PROBLEM TO SOLVE:
Wherever a line in the data below holds "thơm", copy that line.

## Begin

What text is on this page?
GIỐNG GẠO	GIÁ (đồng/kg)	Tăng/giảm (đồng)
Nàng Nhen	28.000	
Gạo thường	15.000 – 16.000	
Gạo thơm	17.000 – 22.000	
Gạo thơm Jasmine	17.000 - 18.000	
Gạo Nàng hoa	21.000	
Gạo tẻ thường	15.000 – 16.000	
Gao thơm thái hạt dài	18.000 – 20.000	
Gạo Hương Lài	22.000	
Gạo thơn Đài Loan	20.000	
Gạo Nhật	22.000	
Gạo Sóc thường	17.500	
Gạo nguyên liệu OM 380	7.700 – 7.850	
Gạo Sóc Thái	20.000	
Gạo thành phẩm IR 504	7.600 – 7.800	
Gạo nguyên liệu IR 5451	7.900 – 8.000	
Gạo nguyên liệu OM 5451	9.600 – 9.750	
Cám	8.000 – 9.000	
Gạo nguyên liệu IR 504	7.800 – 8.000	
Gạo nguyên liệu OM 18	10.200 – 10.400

## End

RESULT FOR THIS TASK:
Gạo thơm	17.000 – 22.000	
Gạo thơm Jasmine	17.000 - 18.000	
Gao thơm thái hạt dài	18.000 – 20.000	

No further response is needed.